> **Request**
Copy the data below word for word, leaving out the pictures.

> **Exercise input**
§ §
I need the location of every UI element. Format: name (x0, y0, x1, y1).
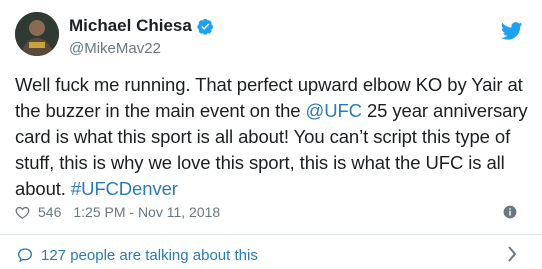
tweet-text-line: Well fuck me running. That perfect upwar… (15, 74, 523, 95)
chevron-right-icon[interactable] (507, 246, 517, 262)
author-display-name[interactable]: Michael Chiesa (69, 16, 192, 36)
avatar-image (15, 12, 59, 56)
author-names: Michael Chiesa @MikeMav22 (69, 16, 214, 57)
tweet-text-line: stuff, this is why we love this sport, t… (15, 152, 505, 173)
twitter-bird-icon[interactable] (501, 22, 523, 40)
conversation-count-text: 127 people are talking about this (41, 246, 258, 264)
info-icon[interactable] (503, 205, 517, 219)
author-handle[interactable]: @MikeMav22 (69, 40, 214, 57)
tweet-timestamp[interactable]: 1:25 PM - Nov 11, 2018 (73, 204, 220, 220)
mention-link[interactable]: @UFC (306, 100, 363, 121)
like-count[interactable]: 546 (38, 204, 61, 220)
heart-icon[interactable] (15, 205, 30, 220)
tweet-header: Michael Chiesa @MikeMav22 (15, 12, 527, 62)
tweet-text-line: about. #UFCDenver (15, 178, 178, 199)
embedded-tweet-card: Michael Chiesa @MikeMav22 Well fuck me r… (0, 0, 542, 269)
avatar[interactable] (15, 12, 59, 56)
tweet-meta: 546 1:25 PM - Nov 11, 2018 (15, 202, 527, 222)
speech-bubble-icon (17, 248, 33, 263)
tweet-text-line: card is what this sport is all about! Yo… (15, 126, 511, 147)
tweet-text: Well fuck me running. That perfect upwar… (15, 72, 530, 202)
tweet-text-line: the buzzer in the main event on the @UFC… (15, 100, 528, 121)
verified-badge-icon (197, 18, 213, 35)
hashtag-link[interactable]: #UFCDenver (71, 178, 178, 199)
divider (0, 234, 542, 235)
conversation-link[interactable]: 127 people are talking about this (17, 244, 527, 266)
§ §
> **Output for this task**
I need the location of every UI element. Format: name (x0, y0, x1, y1).
tweet-text-line: Well fuck me running. That perfect upwar… (15, 74, 523, 95)
chevron-right-icon[interactable] (507, 246, 517, 262)
author-display-name[interactable]: Michael Chiesa (69, 16, 192, 36)
avatar-image (15, 12, 59, 56)
author-names: Michael Chiesa @MikeMav22 (69, 16, 214, 57)
tweet-text-line: stuff, this is why we love this sport, t… (15, 152, 505, 173)
twitter-bird-icon[interactable] (501, 22, 523, 40)
conversation-count-text: 127 people are talking about this (41, 246, 258, 264)
info-icon[interactable] (503, 205, 517, 219)
author-handle[interactable]: @MikeMav22 (69, 40, 214, 57)
tweet-timestamp[interactable]: 1:25 PM - Nov 11, 2018 (73, 204, 220, 220)
mention-link[interactable]: @UFC (306, 100, 363, 121)
like-count[interactable]: 546 (38, 204, 61, 220)
heart-icon[interactable] (15, 205, 30, 220)
tweet-header: Michael Chiesa @MikeMav22 (15, 12, 527, 62)
tweet-text-line: about. #UFCDenver (15, 178, 178, 199)
embedded-tweet-card: Michael Chiesa @MikeMav22 Well fuck me r… (0, 0, 542, 269)
avatar[interactable] (15, 12, 59, 56)
tweet-meta: 546 1:25 PM - Nov 11, 2018 (15, 202, 527, 222)
speech-bubble-icon (17, 248, 33, 263)
tweet-text-line: card is what this sport is all about! Yo… (15, 126, 511, 147)
tweet-text: Well fuck me running. That perfect upwar… (15, 72, 530, 202)
tweet-text-line: the buzzer in the main event on the @UFC… (15, 100, 528, 121)
verified-badge-icon (197, 18, 213, 35)
hashtag-link[interactable]: #UFCDenver (71, 178, 178, 199)
divider (0, 234, 542, 235)
conversation-link[interactable]: 127 people are talking about this (17, 244, 527, 266)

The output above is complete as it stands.